_REQUIREMENT_:
Report the count of lines that carry the string "SERF", and add nothing.

————————

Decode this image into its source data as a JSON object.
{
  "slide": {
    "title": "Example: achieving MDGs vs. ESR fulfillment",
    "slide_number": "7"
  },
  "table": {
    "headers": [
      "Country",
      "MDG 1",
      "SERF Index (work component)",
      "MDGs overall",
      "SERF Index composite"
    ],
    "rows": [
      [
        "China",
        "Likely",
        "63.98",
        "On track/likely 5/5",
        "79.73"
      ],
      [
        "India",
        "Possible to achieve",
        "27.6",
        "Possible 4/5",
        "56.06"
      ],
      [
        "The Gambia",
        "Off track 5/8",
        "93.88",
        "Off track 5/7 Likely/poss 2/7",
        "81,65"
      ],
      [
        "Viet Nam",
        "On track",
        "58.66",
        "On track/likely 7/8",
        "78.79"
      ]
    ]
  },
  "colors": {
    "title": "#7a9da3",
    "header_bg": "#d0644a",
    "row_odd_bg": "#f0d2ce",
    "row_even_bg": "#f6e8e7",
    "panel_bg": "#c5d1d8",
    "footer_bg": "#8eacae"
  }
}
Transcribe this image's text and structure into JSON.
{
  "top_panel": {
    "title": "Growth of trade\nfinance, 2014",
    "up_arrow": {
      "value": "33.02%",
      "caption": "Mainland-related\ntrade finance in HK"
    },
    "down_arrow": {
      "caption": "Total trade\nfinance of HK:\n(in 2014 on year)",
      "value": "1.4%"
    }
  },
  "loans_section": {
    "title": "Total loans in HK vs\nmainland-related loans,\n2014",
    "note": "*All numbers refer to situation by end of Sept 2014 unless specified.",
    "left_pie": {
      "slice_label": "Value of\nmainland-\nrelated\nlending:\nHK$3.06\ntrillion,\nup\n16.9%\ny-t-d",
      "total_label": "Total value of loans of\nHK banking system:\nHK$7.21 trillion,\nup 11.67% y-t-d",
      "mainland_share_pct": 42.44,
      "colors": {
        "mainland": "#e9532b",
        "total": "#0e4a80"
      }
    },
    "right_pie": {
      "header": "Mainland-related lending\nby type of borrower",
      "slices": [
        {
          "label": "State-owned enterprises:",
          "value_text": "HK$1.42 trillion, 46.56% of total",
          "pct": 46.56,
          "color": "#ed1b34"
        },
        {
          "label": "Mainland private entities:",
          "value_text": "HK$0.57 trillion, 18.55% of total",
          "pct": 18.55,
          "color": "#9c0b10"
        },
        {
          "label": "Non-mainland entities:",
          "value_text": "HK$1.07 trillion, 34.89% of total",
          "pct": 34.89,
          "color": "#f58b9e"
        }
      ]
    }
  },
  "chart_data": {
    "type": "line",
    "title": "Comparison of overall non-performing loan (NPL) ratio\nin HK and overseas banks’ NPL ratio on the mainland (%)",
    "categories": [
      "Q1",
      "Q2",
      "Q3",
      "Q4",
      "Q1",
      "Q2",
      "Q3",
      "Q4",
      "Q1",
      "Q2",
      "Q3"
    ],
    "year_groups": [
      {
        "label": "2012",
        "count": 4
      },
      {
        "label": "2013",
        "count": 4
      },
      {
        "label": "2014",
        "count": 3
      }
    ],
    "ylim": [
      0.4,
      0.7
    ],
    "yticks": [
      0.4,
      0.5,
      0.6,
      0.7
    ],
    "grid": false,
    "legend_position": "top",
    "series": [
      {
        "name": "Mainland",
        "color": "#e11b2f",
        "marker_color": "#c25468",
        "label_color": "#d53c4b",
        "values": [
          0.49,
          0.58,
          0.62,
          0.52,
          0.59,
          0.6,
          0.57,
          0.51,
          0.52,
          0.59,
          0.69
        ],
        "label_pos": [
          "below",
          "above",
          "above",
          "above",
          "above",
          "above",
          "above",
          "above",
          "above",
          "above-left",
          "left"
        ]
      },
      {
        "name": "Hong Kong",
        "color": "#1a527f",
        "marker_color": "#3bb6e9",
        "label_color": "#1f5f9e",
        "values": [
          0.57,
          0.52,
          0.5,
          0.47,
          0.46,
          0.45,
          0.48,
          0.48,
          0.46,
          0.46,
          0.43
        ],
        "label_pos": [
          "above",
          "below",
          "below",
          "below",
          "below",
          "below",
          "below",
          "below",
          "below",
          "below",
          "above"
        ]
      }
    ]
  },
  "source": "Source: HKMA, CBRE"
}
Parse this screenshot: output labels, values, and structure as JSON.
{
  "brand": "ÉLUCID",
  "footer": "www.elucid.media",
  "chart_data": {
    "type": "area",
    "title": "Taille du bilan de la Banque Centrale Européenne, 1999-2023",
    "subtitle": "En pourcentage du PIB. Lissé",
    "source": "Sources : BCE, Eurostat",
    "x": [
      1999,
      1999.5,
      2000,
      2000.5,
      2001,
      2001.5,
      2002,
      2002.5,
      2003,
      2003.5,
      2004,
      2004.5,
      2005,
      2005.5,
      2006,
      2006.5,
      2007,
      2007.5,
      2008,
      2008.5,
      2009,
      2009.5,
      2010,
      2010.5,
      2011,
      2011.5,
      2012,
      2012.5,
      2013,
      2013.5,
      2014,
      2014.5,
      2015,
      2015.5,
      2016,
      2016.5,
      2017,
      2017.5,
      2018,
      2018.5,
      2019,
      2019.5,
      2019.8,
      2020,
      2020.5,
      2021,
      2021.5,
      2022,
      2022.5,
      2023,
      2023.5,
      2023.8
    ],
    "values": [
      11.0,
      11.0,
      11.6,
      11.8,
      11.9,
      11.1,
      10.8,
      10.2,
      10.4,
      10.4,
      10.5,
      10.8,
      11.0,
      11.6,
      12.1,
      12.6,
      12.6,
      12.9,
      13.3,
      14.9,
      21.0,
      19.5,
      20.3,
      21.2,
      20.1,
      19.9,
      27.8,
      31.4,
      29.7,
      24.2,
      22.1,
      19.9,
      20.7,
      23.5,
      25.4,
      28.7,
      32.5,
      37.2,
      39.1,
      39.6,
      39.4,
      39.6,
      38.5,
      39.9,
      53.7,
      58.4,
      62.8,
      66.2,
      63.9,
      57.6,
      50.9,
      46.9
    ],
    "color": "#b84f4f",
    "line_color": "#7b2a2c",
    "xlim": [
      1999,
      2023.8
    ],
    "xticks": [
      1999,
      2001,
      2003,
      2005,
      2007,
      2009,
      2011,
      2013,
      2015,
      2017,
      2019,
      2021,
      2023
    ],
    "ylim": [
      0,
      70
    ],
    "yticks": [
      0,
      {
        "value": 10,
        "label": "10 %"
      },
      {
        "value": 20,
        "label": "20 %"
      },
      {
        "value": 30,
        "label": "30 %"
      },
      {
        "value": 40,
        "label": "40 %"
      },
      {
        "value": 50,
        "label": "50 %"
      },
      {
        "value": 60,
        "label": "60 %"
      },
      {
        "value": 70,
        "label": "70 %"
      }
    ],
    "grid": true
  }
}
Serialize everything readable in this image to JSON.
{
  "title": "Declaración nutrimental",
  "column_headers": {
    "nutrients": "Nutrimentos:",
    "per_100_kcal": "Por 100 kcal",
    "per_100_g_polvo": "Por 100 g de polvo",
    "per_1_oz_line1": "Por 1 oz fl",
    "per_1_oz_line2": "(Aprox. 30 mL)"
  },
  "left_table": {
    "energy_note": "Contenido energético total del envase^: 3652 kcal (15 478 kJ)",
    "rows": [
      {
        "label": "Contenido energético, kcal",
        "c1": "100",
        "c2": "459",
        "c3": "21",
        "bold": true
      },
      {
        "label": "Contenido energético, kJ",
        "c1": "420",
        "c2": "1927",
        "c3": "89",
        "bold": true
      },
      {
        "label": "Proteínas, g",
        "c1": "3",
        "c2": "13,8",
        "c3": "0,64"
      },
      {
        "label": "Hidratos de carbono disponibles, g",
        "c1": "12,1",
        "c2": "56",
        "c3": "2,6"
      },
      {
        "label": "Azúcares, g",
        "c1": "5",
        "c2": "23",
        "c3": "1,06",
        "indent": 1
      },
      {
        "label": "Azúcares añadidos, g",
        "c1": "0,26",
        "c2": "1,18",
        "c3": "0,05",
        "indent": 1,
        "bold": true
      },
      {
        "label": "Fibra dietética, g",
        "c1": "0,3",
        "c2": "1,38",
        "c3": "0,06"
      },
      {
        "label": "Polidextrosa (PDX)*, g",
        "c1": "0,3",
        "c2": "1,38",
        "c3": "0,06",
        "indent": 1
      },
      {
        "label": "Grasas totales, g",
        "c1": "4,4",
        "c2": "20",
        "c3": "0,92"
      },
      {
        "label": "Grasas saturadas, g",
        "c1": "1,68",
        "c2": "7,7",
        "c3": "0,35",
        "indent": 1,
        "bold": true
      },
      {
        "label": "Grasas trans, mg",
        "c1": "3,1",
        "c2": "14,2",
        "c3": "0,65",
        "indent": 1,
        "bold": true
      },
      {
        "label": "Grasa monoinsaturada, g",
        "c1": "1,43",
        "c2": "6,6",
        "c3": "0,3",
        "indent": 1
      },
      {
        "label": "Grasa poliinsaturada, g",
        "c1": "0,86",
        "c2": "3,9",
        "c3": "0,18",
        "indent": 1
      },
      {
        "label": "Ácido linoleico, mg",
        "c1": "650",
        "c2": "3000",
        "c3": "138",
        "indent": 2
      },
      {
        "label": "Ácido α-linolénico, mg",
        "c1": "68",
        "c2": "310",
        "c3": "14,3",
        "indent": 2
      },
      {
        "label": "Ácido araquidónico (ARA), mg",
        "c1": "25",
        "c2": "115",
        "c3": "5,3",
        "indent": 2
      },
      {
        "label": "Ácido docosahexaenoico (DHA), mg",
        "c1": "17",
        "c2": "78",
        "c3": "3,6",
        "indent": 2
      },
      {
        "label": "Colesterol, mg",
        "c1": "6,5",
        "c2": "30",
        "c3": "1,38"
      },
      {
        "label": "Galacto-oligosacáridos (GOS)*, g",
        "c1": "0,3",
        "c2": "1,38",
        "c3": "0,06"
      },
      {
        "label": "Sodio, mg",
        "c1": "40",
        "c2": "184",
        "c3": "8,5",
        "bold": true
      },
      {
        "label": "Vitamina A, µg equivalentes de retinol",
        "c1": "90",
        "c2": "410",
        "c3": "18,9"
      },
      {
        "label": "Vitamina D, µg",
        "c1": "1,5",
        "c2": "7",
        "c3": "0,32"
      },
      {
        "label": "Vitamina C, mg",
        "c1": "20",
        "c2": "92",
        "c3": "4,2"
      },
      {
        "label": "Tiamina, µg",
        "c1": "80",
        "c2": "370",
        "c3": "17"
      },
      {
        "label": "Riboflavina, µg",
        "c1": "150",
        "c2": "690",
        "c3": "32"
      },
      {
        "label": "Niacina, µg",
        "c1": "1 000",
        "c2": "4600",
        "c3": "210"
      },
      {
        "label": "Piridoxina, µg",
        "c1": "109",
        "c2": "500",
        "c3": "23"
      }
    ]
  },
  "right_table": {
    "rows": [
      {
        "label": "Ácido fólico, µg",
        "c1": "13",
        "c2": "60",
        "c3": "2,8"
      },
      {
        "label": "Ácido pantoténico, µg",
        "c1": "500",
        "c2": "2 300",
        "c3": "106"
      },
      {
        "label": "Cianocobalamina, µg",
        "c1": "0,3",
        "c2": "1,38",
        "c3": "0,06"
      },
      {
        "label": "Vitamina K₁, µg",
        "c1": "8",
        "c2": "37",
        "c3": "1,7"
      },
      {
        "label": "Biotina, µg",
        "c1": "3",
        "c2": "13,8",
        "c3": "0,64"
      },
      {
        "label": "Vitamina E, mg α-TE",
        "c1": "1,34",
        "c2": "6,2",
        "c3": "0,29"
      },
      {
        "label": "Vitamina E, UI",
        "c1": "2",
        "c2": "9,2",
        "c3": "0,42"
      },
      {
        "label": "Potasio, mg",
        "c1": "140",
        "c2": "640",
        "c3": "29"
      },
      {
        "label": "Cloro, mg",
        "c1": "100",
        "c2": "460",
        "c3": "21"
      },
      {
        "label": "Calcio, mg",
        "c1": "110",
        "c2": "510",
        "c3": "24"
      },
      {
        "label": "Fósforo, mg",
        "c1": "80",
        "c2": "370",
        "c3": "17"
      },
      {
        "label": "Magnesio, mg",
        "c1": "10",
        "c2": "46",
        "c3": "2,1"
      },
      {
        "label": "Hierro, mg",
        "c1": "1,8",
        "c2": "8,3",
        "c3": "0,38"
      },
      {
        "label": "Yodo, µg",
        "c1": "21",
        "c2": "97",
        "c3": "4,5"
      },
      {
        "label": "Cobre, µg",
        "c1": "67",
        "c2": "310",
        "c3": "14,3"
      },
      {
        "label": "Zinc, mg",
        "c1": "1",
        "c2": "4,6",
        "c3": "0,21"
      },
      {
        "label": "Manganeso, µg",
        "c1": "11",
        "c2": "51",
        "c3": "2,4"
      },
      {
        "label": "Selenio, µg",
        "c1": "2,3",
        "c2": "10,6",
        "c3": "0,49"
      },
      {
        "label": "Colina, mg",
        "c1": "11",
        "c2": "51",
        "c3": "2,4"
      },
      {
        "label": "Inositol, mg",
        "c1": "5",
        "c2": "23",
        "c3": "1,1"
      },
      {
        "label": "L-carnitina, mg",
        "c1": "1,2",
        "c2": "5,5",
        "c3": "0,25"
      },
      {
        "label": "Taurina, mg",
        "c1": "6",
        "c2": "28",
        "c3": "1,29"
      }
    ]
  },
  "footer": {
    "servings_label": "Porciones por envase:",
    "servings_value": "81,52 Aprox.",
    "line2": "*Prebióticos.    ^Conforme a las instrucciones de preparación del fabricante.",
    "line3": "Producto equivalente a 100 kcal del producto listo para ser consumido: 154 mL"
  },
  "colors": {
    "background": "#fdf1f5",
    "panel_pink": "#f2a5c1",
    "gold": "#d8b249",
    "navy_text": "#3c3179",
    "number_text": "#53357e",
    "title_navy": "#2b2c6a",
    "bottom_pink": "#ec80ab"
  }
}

————————

_OUTPUT BELOW_:
2